═══ PROVIDED DATA

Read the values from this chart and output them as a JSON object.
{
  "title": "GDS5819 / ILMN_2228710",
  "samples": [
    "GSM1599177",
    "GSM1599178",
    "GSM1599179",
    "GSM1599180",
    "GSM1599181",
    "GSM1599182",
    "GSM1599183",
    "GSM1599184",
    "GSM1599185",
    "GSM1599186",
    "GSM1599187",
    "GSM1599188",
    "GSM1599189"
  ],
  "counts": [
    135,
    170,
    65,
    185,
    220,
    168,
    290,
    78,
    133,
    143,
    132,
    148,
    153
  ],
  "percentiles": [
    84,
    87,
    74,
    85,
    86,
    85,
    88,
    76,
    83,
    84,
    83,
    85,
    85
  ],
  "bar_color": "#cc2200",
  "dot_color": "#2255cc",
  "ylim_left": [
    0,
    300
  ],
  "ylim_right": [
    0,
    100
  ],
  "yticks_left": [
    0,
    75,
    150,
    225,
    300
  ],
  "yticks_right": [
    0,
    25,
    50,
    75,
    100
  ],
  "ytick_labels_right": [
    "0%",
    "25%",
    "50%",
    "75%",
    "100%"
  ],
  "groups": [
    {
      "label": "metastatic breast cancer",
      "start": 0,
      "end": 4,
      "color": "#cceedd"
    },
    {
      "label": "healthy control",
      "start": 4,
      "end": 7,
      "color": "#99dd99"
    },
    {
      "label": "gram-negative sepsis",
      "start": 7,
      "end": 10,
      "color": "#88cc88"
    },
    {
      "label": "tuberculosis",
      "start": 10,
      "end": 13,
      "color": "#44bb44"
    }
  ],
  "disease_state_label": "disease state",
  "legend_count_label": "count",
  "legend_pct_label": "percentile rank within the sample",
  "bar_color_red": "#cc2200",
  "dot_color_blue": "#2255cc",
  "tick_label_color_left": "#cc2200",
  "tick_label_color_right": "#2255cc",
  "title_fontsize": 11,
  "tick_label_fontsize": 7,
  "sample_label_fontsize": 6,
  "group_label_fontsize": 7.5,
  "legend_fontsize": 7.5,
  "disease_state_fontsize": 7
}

══════

INSTRUCTION:
Restate every entry word for word.

COMPLETE RESPONSE:
Read the values from this chart and output them as a JSON object.
{
  "title": "GDS5819 / ILMN_2228710",
  "samples": [
    "GSM1599177",
    "GSM1599178",
    "GSM1599179",
    "GSM1599180",
    "GSM1599181",
    "GSM1599182",
    "GSM1599183",
    "GSM1599184",
    "GSM1599185",
    "GSM1599186",
    "GSM1599187",
    "GSM1599188",
    "GSM1599189"
  ],
  "counts": [
    135,
    170,
    65,
    185,
    220,
    168,
    290,
    78,
    133,
    143,
    132,
    148,
    153
  ],
  "percentiles": [
    84,
    87,
    74,
    85,
    86,
    85,
    88,
    76,
    83,
    84,
    83,
    85,
    85
  ],
  "bar_color": "#cc2200",
  "dot_color": "#2255cc",
  "ylim_left": [
    0,
    300
  ],
  "ylim_right": [
    0,
    100
  ],
  "yticks_left": [
    0,
    75,
    150,
    225,
    300
  ],
  "yticks_right": [
    0,
    25,
    50,
    75,
    100
  ],
  "ytick_labels_right": [
    "0%",
    "25%",
    "50%",
    "75%",
    "100%"
  ],
  "groups": [
    {
      "label": "metastatic breast cancer",
      "start": 0,
      "end": 4,
      "color": "#cceedd"
    },
    {
      "label": "healthy control",
      "start": 4,
      "end": 7,
      "color": "#99dd99"
    },
    {
      "label": "gram-negative sepsis",
      "start": 7,
      "end": 10,
      "color": "#88cc88"
    },
    {
      "label": "tuberculosis",
      "start": 10,
      "end": 13,
      "color": "#44bb44"
    }
  ],
  "disease_state_label": "disease state",
  "legend_count_label": "count",
  "legend_pct_label": "percentile rank within the sample",
  "bar_color_red": "#cc2200",
  "dot_color_blue": "#2255cc",
  "tick_label_color_left": "#cc2200",
  "tick_label_color_right": "#2255cc",
  "title_fontsize": 11,
  "tick_label_fontsize": 7,
  "sample_label_fontsize": 6,
  "group_label_fontsize": 7.5,
  "legend_fontsize": 7.5,
  "disease_state_fontsize": 7
}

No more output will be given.